PROBLEM STATEMENT — Could you switch every "population-point" in the rows below to "candidate-point" and give the rows back with nothing else changed?

DATA SECTION —
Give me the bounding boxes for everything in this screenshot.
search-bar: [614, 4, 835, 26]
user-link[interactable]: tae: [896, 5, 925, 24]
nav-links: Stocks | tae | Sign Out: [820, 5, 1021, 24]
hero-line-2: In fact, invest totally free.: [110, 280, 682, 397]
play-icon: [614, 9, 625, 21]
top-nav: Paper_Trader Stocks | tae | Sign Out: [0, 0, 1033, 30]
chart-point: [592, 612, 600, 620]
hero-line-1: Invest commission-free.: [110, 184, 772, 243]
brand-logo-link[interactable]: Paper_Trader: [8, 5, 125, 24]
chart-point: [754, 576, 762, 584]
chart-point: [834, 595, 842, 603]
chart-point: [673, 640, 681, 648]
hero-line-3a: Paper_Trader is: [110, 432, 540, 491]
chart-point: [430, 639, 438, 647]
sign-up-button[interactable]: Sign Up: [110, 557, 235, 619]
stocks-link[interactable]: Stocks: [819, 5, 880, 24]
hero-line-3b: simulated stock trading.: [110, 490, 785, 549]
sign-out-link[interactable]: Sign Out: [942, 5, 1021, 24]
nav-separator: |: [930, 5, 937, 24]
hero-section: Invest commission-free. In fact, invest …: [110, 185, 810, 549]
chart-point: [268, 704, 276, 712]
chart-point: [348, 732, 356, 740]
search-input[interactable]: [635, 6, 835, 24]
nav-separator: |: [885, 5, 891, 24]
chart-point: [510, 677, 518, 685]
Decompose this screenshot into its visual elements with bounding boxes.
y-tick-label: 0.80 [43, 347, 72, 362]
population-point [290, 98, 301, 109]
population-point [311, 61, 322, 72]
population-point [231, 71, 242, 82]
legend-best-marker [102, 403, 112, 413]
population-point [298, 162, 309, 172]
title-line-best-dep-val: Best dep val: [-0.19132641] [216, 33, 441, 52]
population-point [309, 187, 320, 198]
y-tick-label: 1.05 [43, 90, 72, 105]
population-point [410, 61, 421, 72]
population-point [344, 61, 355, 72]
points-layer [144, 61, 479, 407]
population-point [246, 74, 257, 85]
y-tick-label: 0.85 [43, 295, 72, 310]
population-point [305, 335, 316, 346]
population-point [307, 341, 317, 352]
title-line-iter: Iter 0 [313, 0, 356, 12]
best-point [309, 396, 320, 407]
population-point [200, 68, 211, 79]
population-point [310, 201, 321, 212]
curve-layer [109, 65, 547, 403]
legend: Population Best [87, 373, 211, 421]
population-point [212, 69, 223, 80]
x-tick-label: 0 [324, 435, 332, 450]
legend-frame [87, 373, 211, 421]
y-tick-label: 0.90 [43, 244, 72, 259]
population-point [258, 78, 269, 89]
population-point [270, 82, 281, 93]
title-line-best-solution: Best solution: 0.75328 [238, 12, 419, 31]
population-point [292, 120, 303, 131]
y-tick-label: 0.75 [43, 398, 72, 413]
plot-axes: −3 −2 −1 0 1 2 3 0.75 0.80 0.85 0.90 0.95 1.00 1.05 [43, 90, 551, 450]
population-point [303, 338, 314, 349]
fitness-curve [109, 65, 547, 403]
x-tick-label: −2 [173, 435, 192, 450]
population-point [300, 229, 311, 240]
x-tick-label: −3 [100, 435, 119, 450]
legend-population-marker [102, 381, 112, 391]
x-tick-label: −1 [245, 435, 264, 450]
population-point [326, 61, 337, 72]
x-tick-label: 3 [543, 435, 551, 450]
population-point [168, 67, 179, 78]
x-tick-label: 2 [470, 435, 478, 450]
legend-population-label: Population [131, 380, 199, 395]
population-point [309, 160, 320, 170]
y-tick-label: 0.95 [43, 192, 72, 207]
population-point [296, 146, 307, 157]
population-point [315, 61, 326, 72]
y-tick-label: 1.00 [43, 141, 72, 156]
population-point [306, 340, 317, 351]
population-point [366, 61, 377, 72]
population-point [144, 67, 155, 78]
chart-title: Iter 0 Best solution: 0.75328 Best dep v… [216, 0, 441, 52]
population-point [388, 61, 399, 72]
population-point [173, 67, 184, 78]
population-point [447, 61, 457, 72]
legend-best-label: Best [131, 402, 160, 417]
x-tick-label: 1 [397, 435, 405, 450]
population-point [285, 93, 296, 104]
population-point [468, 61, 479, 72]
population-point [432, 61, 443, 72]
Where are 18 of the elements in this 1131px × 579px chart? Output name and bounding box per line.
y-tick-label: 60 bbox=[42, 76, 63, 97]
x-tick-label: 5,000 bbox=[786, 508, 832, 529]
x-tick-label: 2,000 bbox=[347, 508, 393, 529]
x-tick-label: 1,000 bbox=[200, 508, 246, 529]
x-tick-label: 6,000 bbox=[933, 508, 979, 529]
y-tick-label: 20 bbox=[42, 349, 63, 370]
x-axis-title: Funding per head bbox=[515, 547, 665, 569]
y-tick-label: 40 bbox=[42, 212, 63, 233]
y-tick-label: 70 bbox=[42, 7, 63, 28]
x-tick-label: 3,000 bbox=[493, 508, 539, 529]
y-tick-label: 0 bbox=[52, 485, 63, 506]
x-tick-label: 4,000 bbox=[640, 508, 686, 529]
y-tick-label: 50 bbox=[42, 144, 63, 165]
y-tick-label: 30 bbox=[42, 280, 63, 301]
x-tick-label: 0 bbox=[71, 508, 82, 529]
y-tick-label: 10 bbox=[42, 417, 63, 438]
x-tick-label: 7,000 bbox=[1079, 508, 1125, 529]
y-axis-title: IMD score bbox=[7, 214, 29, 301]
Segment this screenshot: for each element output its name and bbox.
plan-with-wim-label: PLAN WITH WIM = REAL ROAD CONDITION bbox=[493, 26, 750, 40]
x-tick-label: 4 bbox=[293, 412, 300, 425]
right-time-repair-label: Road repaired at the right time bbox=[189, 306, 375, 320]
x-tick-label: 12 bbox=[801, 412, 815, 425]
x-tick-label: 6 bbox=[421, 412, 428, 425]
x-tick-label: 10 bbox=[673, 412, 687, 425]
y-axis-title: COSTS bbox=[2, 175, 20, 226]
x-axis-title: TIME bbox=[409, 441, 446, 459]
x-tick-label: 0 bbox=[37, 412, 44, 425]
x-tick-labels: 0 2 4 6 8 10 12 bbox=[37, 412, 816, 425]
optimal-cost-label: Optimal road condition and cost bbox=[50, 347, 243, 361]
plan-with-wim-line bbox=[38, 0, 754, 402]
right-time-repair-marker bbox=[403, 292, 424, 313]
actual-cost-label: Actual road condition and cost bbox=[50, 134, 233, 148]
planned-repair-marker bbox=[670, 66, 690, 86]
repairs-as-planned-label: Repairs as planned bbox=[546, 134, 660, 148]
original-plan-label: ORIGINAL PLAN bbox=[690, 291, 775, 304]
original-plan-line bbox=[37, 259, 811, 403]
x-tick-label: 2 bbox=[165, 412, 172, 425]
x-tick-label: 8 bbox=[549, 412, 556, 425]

EXERCISE RESPONSE —
Give me the bounding boxes for everything in this screenshot.
search-bar: [614, 4, 835, 26]
user-link[interactable]: tae: [896, 5, 925, 24]
nav-links: Stocks | tae | Sign Out: [820, 5, 1021, 24]
hero-line-2: In fact, invest totally free.: [110, 280, 682, 397]
play-icon: [614, 9, 625, 21]
top-nav: Paper_Trader Stocks | tae | Sign Out: [0, 0, 1033, 30]
chart-point: [592, 612, 600, 620]
hero-line-1: Invest commission-free.: [110, 184, 772, 243]
brand-logo-link[interactable]: Paper_Trader: [8, 5, 125, 24]
chart-point: [754, 576, 762, 584]
chart-point: [834, 595, 842, 603]
chart-point: [673, 640, 681, 648]
hero-line-3a: Paper_Trader is: [110, 432, 540, 491]
chart-point: [430, 639, 438, 647]
sign-up-button[interactable]: Sign Up: [110, 557, 235, 619]
stocks-link[interactable]: Stocks: [819, 5, 880, 24]
hero-line-3b: simulated stock trading.: [110, 490, 785, 549]
sign-out-link[interactable]: Sign Out: [942, 5, 1021, 24]
nav-separator: |: [930, 5, 937, 24]
hero-section: Invest commission-free. In fact, invest …: [110, 185, 810, 549]
chart-point: [268, 704, 276, 712]
chart-point: [348, 732, 356, 740]
search-input[interactable]: [635, 6, 835, 24]
nav-separator: |: [885, 5, 891, 24]
chart-point: [510, 677, 518, 685]
Decompose this screenshot into its visual elements with bounding boxes.
y-tick-label: 0.80 [43, 347, 72, 362]
candidate-point [290, 98, 301, 109]
candidate-point [311, 61, 322, 72]
candidate-point [231, 71, 242, 82]
legend-best-marker [102, 403, 112, 413]
candidate-point [298, 162, 309, 172]
title-line-best-dep-val: Best dep val: [-0.19132641] [216, 33, 441, 52]
candidate-point [309, 187, 320, 198]
y-tick-label: 1.05 [43, 90, 72, 105]
candidate-point [410, 61, 421, 72]
candidate-point [344, 61, 355, 72]
points-layer [144, 61, 479, 407]
candidate-point [246, 74, 257, 85]
y-tick-label: 0.85 [43, 295, 72, 310]
candidate-point [305, 335, 316, 346]
candidate-point [307, 341, 317, 352]
title-line-iter: Iter 0 [313, 0, 356, 12]
best-point [309, 396, 320, 407]
candidate-point [200, 68, 211, 79]
candidate-point [310, 201, 321, 212]
curve-layer [109, 65, 547, 403]
legend: Population Best [87, 373, 211, 421]
candidate-point [212, 69, 223, 80]
x-tick-label: 0 [324, 435, 332, 450]
legend-frame [87, 373, 211, 421]
y-tick-label: 0.90 [43, 244, 72, 259]
candidate-point [258, 78, 269, 89]
candidate-point [270, 82, 281, 93]
title-line-best-solution: Best solution: 0.75328 [238, 12, 419, 31]
candidate-point [292, 120, 303, 131]
y-tick-label: 0.75 [43, 398, 72, 413]
plot-axes: −3 −2 −1 0 1 2 3 0.75 0.80 0.85 0.90 0.95 1.00 1.05 [43, 90, 551, 450]
candidate-point [303, 338, 314, 349]
fitness-curve [109, 65, 547, 403]
x-tick-label: −2 [173, 435, 192, 450]
candidate-point [300, 229, 311, 240]
x-tick-label: −3 [100, 435, 119, 450]
legend-population-marker [102, 381, 112, 391]
x-tick-label: −1 [245, 435, 264, 450]
candidate-point [326, 61, 337, 72]
x-tick-label: 3 [543, 435, 551, 450]
candidate-point [168, 67, 179, 78]
x-tick-label: 2 [470, 435, 478, 450]
legend-population-label: Population [131, 380, 199, 395]
candidate-point [309, 160, 320, 170]
y-tick-label: 0.95 [43, 192, 72, 207]
candidate-point [296, 146, 307, 157]
candidate-point [315, 61, 326, 72]
y-tick-label: 1.00 [43, 141, 72, 156]
candidate-point [306, 340, 317, 351]
candidate-point [366, 61, 377, 72]
candidate-point [144, 67, 155, 78]
chart-title: Iter 0 Best solution: 0.75328 Best dep v… [216, 0, 441, 52]
candidate-point [388, 61, 399, 72]
candidate-point [173, 67, 184, 78]
candidate-point [447, 61, 457, 72]
legend-best-label: Best [131, 402, 160, 417]
x-tick-label: 1 [397, 435, 405, 450]
candidate-point [285, 93, 296, 104]
candidate-point [468, 61, 479, 72]
candidate-point [432, 61, 443, 72]
Where are 18 of the elements in this 1131px × 579px chart? Output name and bounding box per line.
y-tick-label: 60 bbox=[42, 76, 63, 97]
x-tick-label: 5,000 bbox=[786, 508, 832, 529]
x-tick-label: 2,000 bbox=[347, 508, 393, 529]
x-tick-label: 1,000 bbox=[200, 508, 246, 529]
x-tick-label: 6,000 bbox=[933, 508, 979, 529]
y-tick-label: 20 bbox=[42, 349, 63, 370]
x-axis-title: Funding per head bbox=[515, 547, 665, 569]
y-tick-label: 40 bbox=[42, 212, 63, 233]
y-tick-label: 70 bbox=[42, 7, 63, 28]
x-tick-label: 3,000 bbox=[493, 508, 539, 529]
y-tick-label: 0 bbox=[52, 485, 63, 506]
x-tick-label: 4,000 bbox=[640, 508, 686, 529]
y-tick-label: 50 bbox=[42, 144, 63, 165]
y-tick-label: 30 bbox=[42, 280, 63, 301]
x-tick-label: 0 bbox=[71, 508, 82, 529]
y-tick-label: 10 bbox=[42, 417, 63, 438]
x-tick-label: 7,000 bbox=[1079, 508, 1125, 529]
y-axis-title: IMD score bbox=[7, 214, 29, 301]
Segment this screenshot: for each element output its name and bbox.
plan-with-wim-label: PLAN WITH WIM = REAL ROAD CONDITION bbox=[493, 26, 750, 40]
x-tick-label: 4 bbox=[293, 412, 300, 425]
right-time-repair-label: Road repaired at the right time bbox=[189, 306, 375, 320]
x-tick-label: 12 bbox=[801, 412, 815, 425]
x-tick-label: 6 bbox=[421, 412, 428, 425]
x-tick-label: 10 bbox=[673, 412, 687, 425]
y-axis-title: COSTS bbox=[2, 175, 20, 226]
x-axis-title: TIME bbox=[409, 441, 446, 459]
x-tick-label: 0 bbox=[37, 412, 44, 425]
x-tick-labels: 0 2 4 6 8 10 12 bbox=[37, 412, 816, 425]
optimal-cost-label: Optimal road condition and cost bbox=[50, 347, 243, 361]
plan-with-wim-line bbox=[38, 0, 754, 402]
right-time-repair-marker bbox=[403, 292, 424, 313]
actual-cost-label: Actual road condition and cost bbox=[50, 134, 233, 148]
planned-repair-marker bbox=[670, 66, 690, 86]
repairs-as-planned-label: Repairs as planned bbox=[546, 134, 660, 148]
original-plan-label: ORIGINAL PLAN bbox=[690, 291, 775, 304]
original-plan-line bbox=[37, 259, 811, 403]
x-tick-label: 2 bbox=[165, 412, 172, 425]
x-tick-label: 8 bbox=[549, 412, 556, 425]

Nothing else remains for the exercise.